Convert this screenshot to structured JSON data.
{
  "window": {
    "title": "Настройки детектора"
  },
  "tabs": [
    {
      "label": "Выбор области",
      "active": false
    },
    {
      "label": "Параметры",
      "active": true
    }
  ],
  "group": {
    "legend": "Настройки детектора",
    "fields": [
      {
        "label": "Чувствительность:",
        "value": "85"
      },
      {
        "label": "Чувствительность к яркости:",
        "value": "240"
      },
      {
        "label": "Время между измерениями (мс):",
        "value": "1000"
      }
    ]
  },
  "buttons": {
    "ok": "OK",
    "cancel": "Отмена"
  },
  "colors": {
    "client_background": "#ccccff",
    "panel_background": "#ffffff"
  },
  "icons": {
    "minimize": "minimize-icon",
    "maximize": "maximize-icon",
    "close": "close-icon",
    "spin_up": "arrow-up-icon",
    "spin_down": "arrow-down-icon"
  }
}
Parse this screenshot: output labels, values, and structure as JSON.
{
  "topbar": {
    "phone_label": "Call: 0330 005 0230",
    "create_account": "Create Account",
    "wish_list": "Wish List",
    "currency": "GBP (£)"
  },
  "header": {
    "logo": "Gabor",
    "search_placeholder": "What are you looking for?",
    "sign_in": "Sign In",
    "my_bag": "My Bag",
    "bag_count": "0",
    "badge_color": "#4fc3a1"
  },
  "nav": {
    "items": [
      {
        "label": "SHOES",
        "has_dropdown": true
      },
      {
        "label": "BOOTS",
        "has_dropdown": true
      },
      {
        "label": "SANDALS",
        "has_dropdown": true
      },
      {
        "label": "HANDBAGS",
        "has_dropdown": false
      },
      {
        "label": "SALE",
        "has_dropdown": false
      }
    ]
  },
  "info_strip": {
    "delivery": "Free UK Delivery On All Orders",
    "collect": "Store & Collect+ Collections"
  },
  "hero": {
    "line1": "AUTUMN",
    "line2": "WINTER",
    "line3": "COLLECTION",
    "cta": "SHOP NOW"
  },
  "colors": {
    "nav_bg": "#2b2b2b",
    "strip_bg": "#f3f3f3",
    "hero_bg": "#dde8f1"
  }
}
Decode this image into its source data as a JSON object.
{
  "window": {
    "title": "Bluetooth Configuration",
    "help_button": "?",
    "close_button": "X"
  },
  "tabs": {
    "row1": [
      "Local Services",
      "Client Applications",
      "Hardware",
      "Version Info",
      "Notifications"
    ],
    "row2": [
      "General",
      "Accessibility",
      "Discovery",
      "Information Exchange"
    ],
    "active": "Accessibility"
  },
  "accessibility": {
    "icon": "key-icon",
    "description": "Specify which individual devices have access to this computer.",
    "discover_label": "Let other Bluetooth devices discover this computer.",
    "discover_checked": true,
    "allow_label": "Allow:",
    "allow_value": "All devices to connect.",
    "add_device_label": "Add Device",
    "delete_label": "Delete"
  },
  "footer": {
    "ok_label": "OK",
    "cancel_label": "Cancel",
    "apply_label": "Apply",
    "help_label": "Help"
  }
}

** REQUIRED TASK **
In the entries above, locate every line with the word "computer" and copy it.

** REPLY TO THE EXERCISE **
    "description": "Specify which individual devices have access to this computer.",
    "discover_label": "Let other Bluetooth devices discover this computer.",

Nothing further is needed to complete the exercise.